** JOBS **
[1] Reproduce the listing line for line, beginning at its first line and stopping after the line that contains "eye-icon[interactable]: ◉ bbox=[1388, 537, 1402, 547]".
[2] Pick up the article on Northeast India's unease over political violence in Bangladesh after its final sentence and keep writing it.

** TEXT PASSAGE **
•••••

Why is Northeast on edge over political violence in Bangladesh

Story by  ATV | Posted by  Aasha Khosa | Date 28-09-2024
A students' protest in Dhaka
A students' protest in Dhaka

 

 Arup Jyoti Das

Being the closest neighbour of India bordering its northeast, the recent political developments in the country have raised concerns in the region, particularly in Assam. Northeast India shares almost 2,000 km of its international border with Bangladesh, and a large part is porous. Bangladesh (previously East Pakistan) was not only formed comprising Muslim majority areas of historical Bengal – out of the two nation theory – but also by dividing or including many historical ethnic settlements or homelands of indigenous communities like Koch, Garo, Chakma, etc. Several ethnic groups in Bangladesh are termed Transnational communities and they live in Northeast states on the Indian side. These communities along with the Hindus form the minority community in Bangladesh. Unfortunately, these communities have not felt secure and safe in Bangladesh since its inception.

The recent political development too has opened new ways to harass the minority communities of Bangladesh. Whenever anything political happens in Bangladesh, minorities become an easy target of radical groups, who make up the majority of the country. These elements also  dominate Bangladesh’s socio-politics and demography.

After a gap of many years, taking advantage of the anarchy followed by former Prime Minister Sheikh Hasina’s fall following the student movement, radical groups have come down heavily on minorities. Unfortunately, to mark the celebration of the victory of the student movement, minorities were subjected to violent torture-including murder, burning of houses, land-grabbing, and even gang rapes of women. This is probably why during my second visit to Bangladesh in 2014, Dr. Ray, a Koch (Rajbanshi) professor from Rangpur (Bangladesh) told me, ‘For us, every year is 71, and every day is a day of partition’.

A mass rally in the streets of Dhaka

It took me years to understand the essence of the statement and only in this year i.e. 2024, I got a clear picture. The year 2024 is no less than 1971 and every day after Hasina’s ouster is a day of partition for the minorities in terms of recreating memories of atrocities. When I communicated with Dr. Ray this time, he informed me that they had to leave their village for the safety of their lives. He also verified the truth related to incidents of looting, burning, and killing that we came to know from the news media.

Interestingly, the walls of major cities in Bangladesh were painted by students with romantic revolutionary graffiti to celebrate the Independence from Pakistan. However, these graffiti were not enough to hide the blood of the minority Hindus and tribals who faced atrocities during the celebration. Ironically, the atrocities continued parallel to the artistic celebration of the student movement of the new “independent” Bangladesh.

The terror is still not over and the atrocities have become organised. It is also not limited to people of different beliefs (political or religious); even elderly persons have been forced to dance half-naked in the streets due to political differences. Attempts to erase the Bengali wall writings and replace these with Arabic have also been noticed.

As a reaction to such activities, renowned Bangladeshi writer Taslima Nasrin commented on social media, “Persecution against people of different faiths has started across the country. Fascism has been replaced by another form of fascism.” Maybe that is why there are attacks on even Majhar and Sufi saints.

•••••

** INFORMATION SUPPLIED **

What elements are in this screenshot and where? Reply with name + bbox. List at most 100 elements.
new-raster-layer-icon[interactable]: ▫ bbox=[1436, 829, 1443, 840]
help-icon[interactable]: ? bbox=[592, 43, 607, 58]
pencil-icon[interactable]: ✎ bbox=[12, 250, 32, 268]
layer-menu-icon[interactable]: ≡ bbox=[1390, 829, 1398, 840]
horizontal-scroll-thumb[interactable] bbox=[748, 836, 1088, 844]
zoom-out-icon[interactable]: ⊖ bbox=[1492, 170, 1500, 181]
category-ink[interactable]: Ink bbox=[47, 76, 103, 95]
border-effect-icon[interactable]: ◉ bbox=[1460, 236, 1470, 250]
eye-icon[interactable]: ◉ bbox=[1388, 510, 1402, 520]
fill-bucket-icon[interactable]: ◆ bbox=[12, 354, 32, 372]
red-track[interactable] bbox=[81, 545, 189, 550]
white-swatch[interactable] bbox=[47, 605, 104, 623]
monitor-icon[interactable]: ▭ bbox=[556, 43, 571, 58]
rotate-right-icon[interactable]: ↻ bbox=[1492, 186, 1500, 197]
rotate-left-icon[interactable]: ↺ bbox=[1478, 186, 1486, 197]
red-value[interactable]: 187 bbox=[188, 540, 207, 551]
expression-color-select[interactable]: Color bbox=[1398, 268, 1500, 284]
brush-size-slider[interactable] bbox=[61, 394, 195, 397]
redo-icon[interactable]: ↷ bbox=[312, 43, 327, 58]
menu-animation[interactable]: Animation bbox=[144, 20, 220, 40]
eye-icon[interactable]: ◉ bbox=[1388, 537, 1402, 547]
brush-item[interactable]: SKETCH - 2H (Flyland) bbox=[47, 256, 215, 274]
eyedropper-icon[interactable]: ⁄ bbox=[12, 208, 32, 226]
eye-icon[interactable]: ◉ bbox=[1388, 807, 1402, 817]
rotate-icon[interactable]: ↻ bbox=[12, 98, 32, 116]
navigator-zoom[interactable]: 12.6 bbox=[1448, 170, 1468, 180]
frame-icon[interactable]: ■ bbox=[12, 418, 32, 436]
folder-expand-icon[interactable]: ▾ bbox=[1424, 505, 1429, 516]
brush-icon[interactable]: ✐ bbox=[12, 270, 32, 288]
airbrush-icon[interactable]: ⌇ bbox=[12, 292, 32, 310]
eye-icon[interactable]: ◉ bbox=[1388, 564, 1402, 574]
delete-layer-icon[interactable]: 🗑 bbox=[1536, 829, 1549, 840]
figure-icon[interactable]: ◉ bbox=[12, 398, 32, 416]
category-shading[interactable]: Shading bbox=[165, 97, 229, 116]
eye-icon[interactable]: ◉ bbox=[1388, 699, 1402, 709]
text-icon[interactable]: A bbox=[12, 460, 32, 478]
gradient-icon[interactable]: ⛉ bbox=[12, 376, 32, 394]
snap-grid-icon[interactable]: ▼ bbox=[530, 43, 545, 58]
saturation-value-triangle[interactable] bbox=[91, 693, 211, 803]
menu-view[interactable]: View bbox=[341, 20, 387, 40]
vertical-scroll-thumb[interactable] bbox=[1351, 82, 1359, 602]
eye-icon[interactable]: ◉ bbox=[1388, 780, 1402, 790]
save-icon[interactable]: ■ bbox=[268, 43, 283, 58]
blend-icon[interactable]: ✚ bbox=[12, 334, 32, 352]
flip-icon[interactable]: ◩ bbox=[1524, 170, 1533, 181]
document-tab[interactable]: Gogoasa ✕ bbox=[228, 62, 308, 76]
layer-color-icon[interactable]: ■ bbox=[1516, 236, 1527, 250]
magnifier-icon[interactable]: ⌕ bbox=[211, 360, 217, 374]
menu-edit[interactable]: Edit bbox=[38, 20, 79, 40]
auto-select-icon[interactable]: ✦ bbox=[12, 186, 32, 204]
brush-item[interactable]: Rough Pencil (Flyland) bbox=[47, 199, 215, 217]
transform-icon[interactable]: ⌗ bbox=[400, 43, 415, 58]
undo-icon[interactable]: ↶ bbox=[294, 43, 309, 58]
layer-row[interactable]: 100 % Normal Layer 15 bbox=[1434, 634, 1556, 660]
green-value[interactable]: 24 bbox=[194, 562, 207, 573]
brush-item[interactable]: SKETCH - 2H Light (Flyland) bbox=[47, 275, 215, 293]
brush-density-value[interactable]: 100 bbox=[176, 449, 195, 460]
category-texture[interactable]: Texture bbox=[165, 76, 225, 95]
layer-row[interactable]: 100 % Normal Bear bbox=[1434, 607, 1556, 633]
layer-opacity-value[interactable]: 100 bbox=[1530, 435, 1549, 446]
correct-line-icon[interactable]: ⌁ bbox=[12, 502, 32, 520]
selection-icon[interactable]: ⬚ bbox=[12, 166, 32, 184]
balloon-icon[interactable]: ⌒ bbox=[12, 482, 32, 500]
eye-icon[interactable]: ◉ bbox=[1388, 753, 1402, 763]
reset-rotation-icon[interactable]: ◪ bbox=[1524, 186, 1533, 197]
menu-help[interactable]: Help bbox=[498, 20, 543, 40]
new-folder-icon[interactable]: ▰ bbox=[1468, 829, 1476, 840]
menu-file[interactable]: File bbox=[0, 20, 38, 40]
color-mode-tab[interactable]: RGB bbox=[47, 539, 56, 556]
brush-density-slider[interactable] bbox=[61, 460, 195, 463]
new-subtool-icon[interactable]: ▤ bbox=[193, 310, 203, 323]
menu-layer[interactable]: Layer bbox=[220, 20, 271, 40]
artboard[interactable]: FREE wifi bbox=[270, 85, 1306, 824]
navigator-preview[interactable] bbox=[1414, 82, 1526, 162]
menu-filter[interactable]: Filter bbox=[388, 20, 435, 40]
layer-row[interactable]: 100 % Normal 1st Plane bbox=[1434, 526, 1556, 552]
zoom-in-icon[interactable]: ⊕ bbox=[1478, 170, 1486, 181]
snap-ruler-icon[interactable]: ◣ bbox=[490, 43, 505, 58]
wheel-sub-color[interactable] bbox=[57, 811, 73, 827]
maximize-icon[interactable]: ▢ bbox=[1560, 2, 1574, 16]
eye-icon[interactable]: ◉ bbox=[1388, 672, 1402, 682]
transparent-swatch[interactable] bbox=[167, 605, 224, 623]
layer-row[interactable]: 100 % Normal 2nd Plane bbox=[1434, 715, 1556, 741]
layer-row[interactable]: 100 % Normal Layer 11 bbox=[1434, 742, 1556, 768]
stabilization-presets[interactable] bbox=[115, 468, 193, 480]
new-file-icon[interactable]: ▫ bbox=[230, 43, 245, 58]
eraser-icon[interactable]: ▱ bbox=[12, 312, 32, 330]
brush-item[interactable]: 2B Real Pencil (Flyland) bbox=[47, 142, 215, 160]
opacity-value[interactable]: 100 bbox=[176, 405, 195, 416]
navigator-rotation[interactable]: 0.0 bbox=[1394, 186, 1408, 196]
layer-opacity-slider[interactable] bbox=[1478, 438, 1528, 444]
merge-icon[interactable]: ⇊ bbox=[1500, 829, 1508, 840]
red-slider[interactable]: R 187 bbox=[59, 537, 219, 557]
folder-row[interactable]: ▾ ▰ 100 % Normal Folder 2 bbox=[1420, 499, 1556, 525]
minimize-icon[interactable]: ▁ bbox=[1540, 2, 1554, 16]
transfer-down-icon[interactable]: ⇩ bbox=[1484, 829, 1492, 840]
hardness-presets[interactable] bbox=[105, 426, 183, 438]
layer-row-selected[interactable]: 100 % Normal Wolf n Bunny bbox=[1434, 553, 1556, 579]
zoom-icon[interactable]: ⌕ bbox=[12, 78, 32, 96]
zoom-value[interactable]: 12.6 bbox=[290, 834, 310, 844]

•••••

** ANSWER SET **
[1]
What elements are in this screenshot and where? Reply with name + bbox. List at most 100 elements.
new-raster-layer-icon[interactable]: ▫ bbox=[1436, 829, 1443, 840]
help-icon[interactable]: ? bbox=[592, 43, 607, 58]
pencil-icon[interactable]: ✎ bbox=[12, 250, 32, 268]
layer-menu-icon[interactable]: ≡ bbox=[1390, 829, 1398, 840]
horizontal-scroll-thumb[interactable] bbox=[748, 836, 1088, 844]
zoom-out-icon[interactable]: ⊖ bbox=[1492, 170, 1500, 181]
category-ink[interactable]: Ink bbox=[47, 76, 103, 95]
border-effect-icon[interactable]: ◉ bbox=[1460, 236, 1470, 250]
eye-icon[interactable]: ◉ bbox=[1388, 510, 1402, 520]
fill-bucket-icon[interactable]: ◆ bbox=[12, 354, 32, 372]
red-track[interactable] bbox=[81, 545, 189, 550]
white-swatch[interactable] bbox=[47, 605, 104, 623]
monitor-icon[interactable]: ▭ bbox=[556, 43, 571, 58]
rotate-right-icon[interactable]: ↻ bbox=[1492, 186, 1500, 197]
rotate-left-icon[interactable]: ↺ bbox=[1478, 186, 1486, 197]
red-value[interactable]: 187 bbox=[188, 540, 207, 551]
expression-color-select[interactable]: Color bbox=[1398, 268, 1500, 284]
brush-size-slider[interactable] bbox=[61, 394, 195, 397]
redo-icon[interactable]: ↷ bbox=[312, 43, 327, 58]
menu-animation[interactable]: Animation bbox=[144, 20, 220, 40]
eye-icon[interactable]: ◉ bbox=[1388, 537, 1402, 547]

[2]
Former Prime Minister of Bangladesh Sheikh Hasina

Bangladesh has never been an easy country for minorities and their lives are far more challenging than what some progressive sections of India might believe. The constant pressure on Muslims in India due to Hindutva politics has been an excuse by this group to overlook the continuing Islamic radicalism in Bangladesh. The lives of Hindus and tribal minorities in Bangladesh have never been without fear and we need to accept this.

It is worth mentioning that in the socio-political history of the Indian subcontinent there had been a constant tendency among the majority groups with power to suppress the minorities, especially in the name of democracy and taking advantage of constitutional and administrative loopholes. Even in the Northeastern state of Meghalaya, the tribes known as ‘minority tribes’ do not enjoy equal rights as the majority tribes of the state i.e. Khasis, Jaintias, and Garos. The Bodoland Territorial Region (BTR) is no exception in this regard. Hence, we can still maintain our liberal identities and ideologies while talking about atrocities on Hindus by Muslims.

With a new Bangladesh, a new narrative has emerged. In this new narrative, many voices must be silenced to project an image of a "progressive-looking Bangladesh. Therefore, the new generation of the new Bangladesh is celebrating Independence this time with graffiti depicting inspiring stories from the student movement. Major cities of Bangladesh are brightened with colorful murals. In this spirit, Chakma artists have also painted images of human rights activist Kalpana Chakma, who disappeared in 1996.

However, these images on the walls have been repeatedly removed by mainstream artists depicting it as the old Bangladesh. The new Bangladesh does not want to talk about Kalpana Chakma. In other words, whatever is happening with the minorities, that should not be reflected in the art form. Even the Bangladeshi Army is using physical force to prevent tribal artists from making graffiti about their rights. Because when you ask about Kalpana Chakma, the Hills in Bangladesh will rise (‘Jege Uthabe Pahar’), as stated by Bangladeshi Musician Shayan (Farzana Wahid).

Nadia Samdani is the co-founder and president of Samdani Art Foundation (SAF) and Director of Dhaka Art Summit (DAS).

As the new Bangladesh did not bring any changes and hope for the indigenous minorities in Bangladesh, a worried, frustrated but still brave Mithun Raksam, a prominent Garo poet and Social activist in Bangladesh writes, ‘You can destroy temples, destroy the churches, but how will destroy our faith? You can break our hands, break our legs, but how will you break our mind (Translated from Bengali)?’ This year, the tribal and religious minorities of Bangladesh have dared to resist, albeit they were less in strength, but not in courage. In this backdrop ‘Desh ta Tomar Baper Naki (is this country a property of your Father)’ has become a popular slogan of the minorities in Bangladesh.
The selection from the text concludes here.